**JOB:** Which lines contain the word "nevěří"? Return each of them as written.
>>>
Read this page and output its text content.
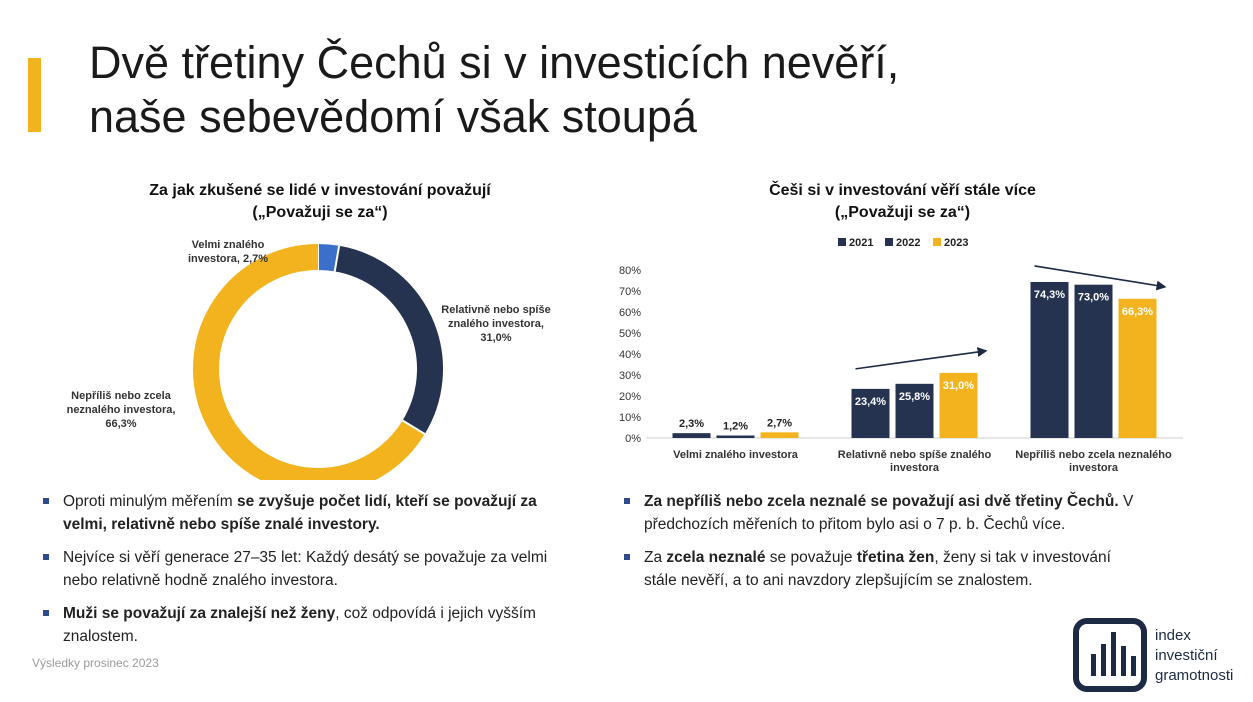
Dvě třetiny Čechů si v investicích nevěří,
naše sebevědomí však stoupá
Za jak zkušené se lidé v investování považují
(„Považuji se za“)
Češi si v investování věří stále více
(„Považuji se za“)
Velmi znalého investora, 2,7%
Relativně nebo spíše znalého investora, 31,0%
Nepříliš nebo zcela neznalého investora, 66,3%
2021 2022 2023
0%
10%
20%
30%
40%
50%
60%
70%
80%
2,3% 1,2% 2,7%
Velmi znalého investora
23,4% 25,8%
31,0%
Relativně nebo spíše znalého investora
74,3% 73,0%
66,3%
Nepříliš nebo zcela neznalého investora
Oproti minulým měřením se zvyšuje počet lidí, kteří se považují za velmi, relativně nebo spíše znalé investory.
Nejvíce si věří generace 27–35 let: Každý desátý se považuje za velmi nebo relativně hodně znalého investora.
Muži se považují za znalejší než ženy, což odpovídá i jejich vyšším znalostem.
Za nepříliš nebo zcela neznalé se považují asi dvě třetiny Čechů. V předchozích měřeních to přitom bylo asi o 7 p. b. Čechů více.
Za zcela neznalé se považuje třetina žen, ženy si tak v investování stále nevěří, a to ani navzdory zlepšujícím se znalostem.
Výsledky prosinec 2023
index
investiční
gramotnosti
<<<
**EXERCISE RESPONSE:**
Dvě třetiny Čechů si v investicích nevěří,
Za zcela neznalé se považuje třetina žen, ženy si tak v investování stále nevěří, a to ani navzdory zlepšujícím se znalostem.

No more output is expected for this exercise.